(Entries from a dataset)

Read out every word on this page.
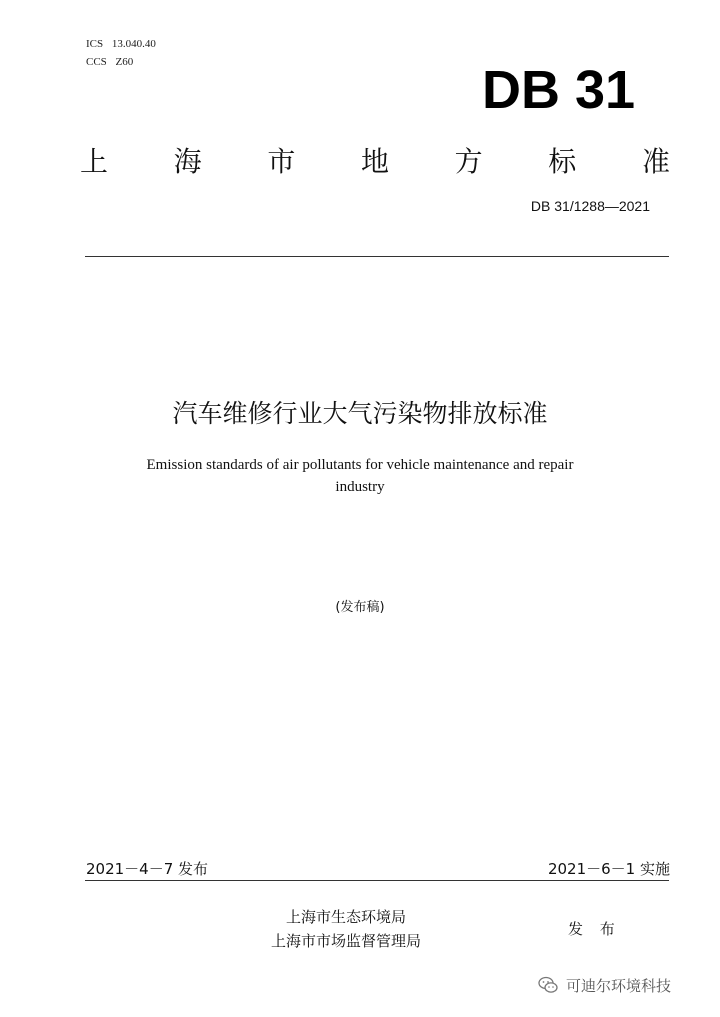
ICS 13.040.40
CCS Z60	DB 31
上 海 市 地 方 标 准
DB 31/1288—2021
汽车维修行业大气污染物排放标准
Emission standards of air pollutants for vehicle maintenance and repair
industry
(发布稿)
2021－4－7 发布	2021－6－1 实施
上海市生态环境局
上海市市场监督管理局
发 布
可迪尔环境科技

### GIVEN REQUEST
Transcribe all of the material exactly, leaving out whatever pictures it contains.

### TASK ANSWER
Read out every word on this page.
ICS 13.040.40
CCS Z60	DB 31
上 海 市 地 方 标 准
DB 31/1288—2021
汽车维修行业大气污染物排放标准
Emission standards of air pollutants for vehicle maintenance and repair
industry
(发布稿)
2021－4－7 发布	2021－6－1 实施
上海市生态环境局
上海市市场监督管理局
发 布
可迪尔环境科技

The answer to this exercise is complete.